- [Exercise instructions]: Find each line with the string "Through" and report it.

★ ★ ★ ★ ★

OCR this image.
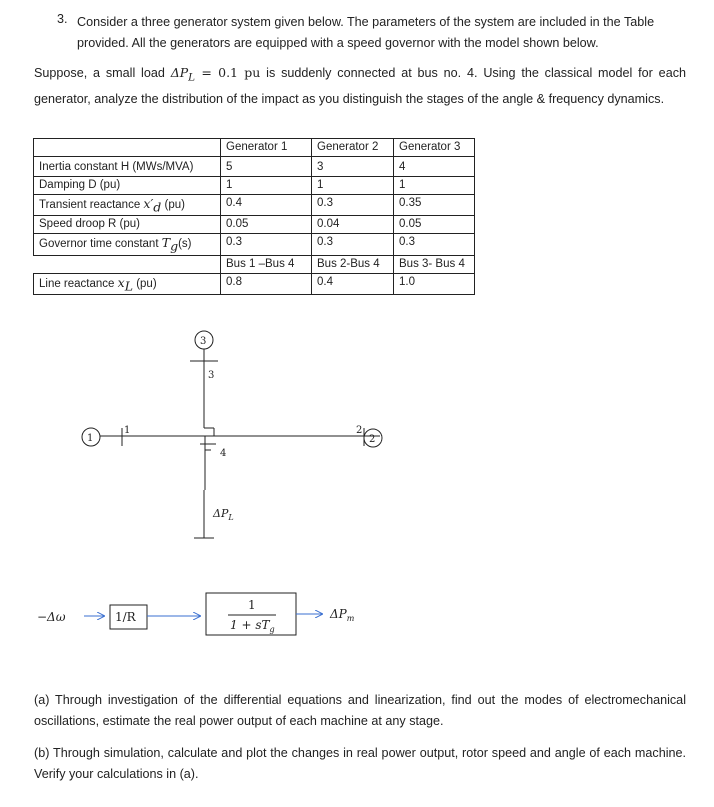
3. Consider a three generator system given below. The parameters of the system are included in the Table provided. All the generators are equipped with a speed governor with the model shown below.

Suppose, a small load $\Delta P_L = 0.1$ pu is suddenly connected at bus no. 4. Using the classical model for each generator, analyze the distribution of the impact as you distinguish the stages of the angle & frequency dynamics.

	Generator 1	Generator 2	Generator 3
Inertia constant H (MWs/MVA)	5	3	4
Damping D (pu)	1	1	1
Transient reactance $x'_d$ (pu)	0.4	0.3	0.35
Speed droop R (pu)	0.05	0.04	0.05
Governor time constant $T_g(s)$	0.3	0.3	0.3
	Bus 1 –Bus 4	Bus 2-Bus 4	Bus 3- Bus 4
Line reactance $x_L$ (pu)	0.8	0.4	1.0
3
1	2
3
1	2
4
$\Delta P_L$
−Δω	1/R
1
$1 + sT_g$
$\Delta P_m$

(a) Through investigation of the differential equations and linearization, find out the modes of electromechanical oscillations, estimate the real power output of each machine at any stage.

(b) Through simulation, calculate and plot the changes in real power output, rotor speed and angle of each machine. Verify your calculations in (a).
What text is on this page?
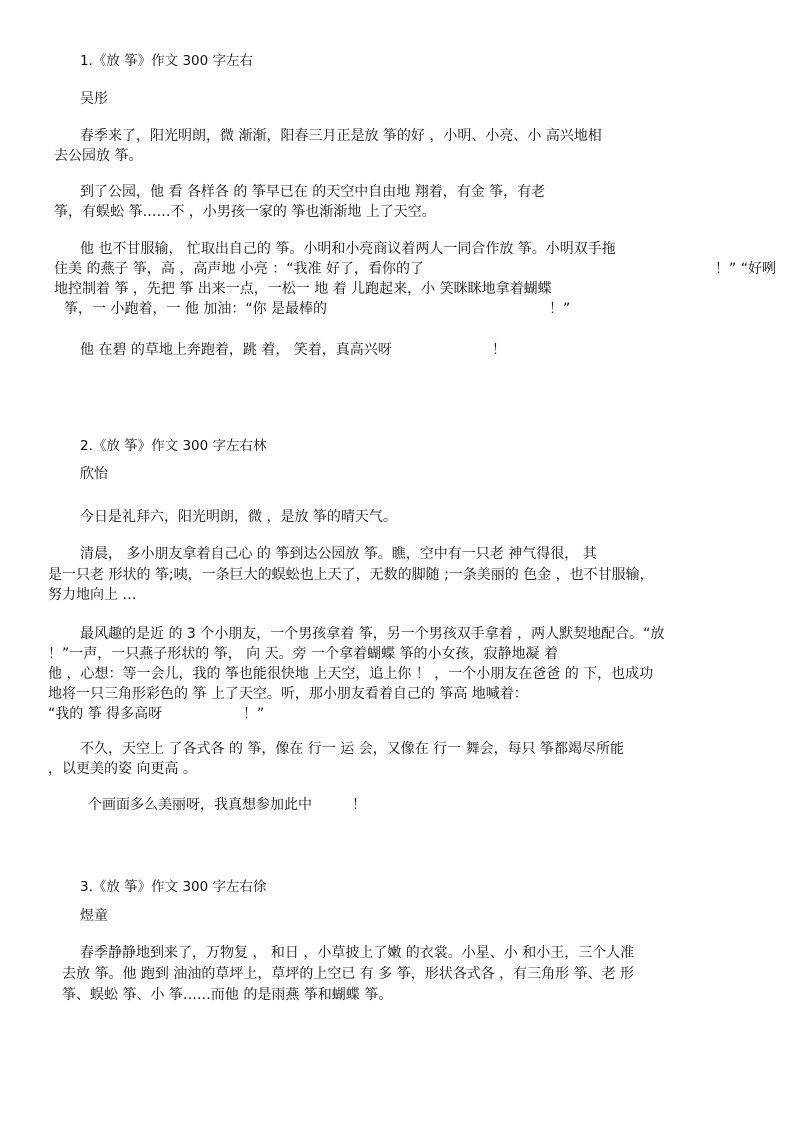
1.《放 筝》作文 300 字左右
吴彤
春季来了，阳光明朗，微 渐渐，阳春三月正是放 筝的好 ，小明、小亮、小 高兴地相
去公园放 筝。
到了公园，他 看 各样各 的 筝早已在 的天空中自由地 翔着，有金 筝，有老
筝，有蜈蚣 筝……不 ，小男孩一家的 筝也渐渐地 上了天空。
他 也不甘服输， 忙取出自己的 筝。小明和小亮商议着两人一同合作放 筝。小明双手拖
住美 的燕子 筝，高 ，高声地 小亮 ：“我准 好了，看你的了	！” “好咧
地控制着 筝 ，先把 筝 出来一点，一松一 地 着 儿跑起来，小 笑眯眯地拿着蝴蝶
筝，一 小跑着，一 他 加油：“你 是最棒的	！”
他 在碧 的草地上奔跑着，跳 着， 笑着，真高兴呀	！
2.《放 筝》作文 300 字左右林
欣怡
今日是礼拜六，阳光明朗，微 ，是放 筝的晴天气。
清晨， 多小朋友拿着自己心 的 筝到达公园放 筝。瞧，空中有一只老 神气得很， 其
是一只老 形状的 筝;咦，一条巨大的蜈蚣也上天了，无数的脚随 ;一条美丽的 色金 ，也不甘服输，
努力地向上 …
最风趣的是近 的 3 个小朋友，一个男孩拿着 筝，另一个男孩双手拿着 ，两人默契地配合。“放
！”一声，一只燕子形状的 筝， 向 天。旁 一个拿着蝴蝶 筝的小女孩，寂静地凝 着
他 ，心想：等一会儿，我的 筝也能很快地 上天空，追上你 ！ ，一个小朋友在爸爸 的 下，也成功
地将一只三角形彩色的 筝 上了天空。听，那小朋友看着自己的 筝高 地喊着：
“我的 筝 得多高呀	！”
不久，天空上 了各式各 的 筝，像在 行一 运 会，又像在 行一 舞会，每只 筝都竭尽所能
，以更美的姿 向更高 。
个画面多么美丽呀，我真想参加此中	！
3.《放 筝》作文 300 字左右徐
煜童
春季静静地到来了，万物复 ， 和日 ，小草披上了嫩 的衣裳。小星、小 和小王，三个人准
去放 筝。他 跑到 油油的草坪上，草坪的上空已 有 多 筝，形状各式各 ，有三角形 筝、老 形
筝、蜈蚣 筝、小 筝……而他 的是雨燕 筝和蝴蝶 筝。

★ ★ ★ ★ ★

- [Solution for this task]:
(a) Through investigation of the differential equations and linearization, find out the modes of electromechanical oscillations, estimate the real power output of each machine at any stage.
(b) Through simulation, calculate and plot the changes in real power output, rotor speed and angle of each machine. Verify your calculations in (a).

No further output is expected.